• What to produce
Reproduce the full listing that appears beneath this instruction exactly.

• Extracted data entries
◆ ◆ ◆ ◆ ◆
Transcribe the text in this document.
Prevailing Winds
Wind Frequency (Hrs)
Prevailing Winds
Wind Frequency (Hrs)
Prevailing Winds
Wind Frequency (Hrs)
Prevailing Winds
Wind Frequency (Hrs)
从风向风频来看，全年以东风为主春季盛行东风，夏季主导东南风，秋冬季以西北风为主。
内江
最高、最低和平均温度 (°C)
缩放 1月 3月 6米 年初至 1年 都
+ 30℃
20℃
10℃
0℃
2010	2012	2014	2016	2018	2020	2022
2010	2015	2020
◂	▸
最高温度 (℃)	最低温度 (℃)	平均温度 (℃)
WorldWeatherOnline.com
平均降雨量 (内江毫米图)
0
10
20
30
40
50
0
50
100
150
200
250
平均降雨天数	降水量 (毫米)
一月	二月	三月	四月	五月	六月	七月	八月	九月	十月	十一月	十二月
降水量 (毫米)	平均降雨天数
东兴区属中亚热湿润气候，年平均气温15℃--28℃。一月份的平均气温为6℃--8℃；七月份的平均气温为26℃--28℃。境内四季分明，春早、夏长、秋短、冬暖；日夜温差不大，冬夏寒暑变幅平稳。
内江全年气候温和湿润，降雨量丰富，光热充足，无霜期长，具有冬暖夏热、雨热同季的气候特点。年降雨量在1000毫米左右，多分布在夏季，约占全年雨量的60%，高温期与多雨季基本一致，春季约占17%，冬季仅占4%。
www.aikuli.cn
◆ ◆ ◆ ◆ ◆
• Expected answer
Transcribe the text in this document.
Prevailing Winds
Wind Frequency (Hrs)
Prevailing Winds
Wind Frequency (Hrs)
Prevailing Winds
Wind Frequency (Hrs)
Prevailing Winds
Wind Frequency (Hrs)
从风向风频来看，全年以东风为主春季盛行东风，夏季主导东南风，秋冬季以西北风为主。
内江
最高、最低和平均温度 (°C)
缩放 1月 3月 6米 年初至 1年 都
+ 30℃
20℃
10℃
0℃
2010	2012	2014	2016	2018	2020	2022
2010	2015	2020
◂	▸
最高温度 (℃)	最低温度 (℃)	平均温度 (℃)
WorldWeatherOnline.com
平均降雨量 (内江毫米图)
0
10
20
30
40
50
0
50
100
150
200
250
平均降雨天数	降水量 (毫米)
一月	二月	三月	四月	五月	六月	七月	八月	九月	十月	十一月	十二月
降水量 (毫米)	平均降雨天数
东兴区属中亚热湿润气候，年平均气温15℃--28℃。一月份的平均气温为6℃--8℃；七月份的平均气温为26℃--28℃。境内四季分明，春早、夏长、秋短、冬暖；日夜温差不大，冬夏寒暑变幅平稳。
内江全年气候温和湿润，降雨量丰富，光热充足，无霜期长，具有冬暖夏热、雨热同季的气候特点。年降雨量在1000毫米左右，多分布在夏季，约占全年雨量的60%，高温期与多雨季基本一致，春季约占17%，冬季仅占4%。
www.aikuli.cn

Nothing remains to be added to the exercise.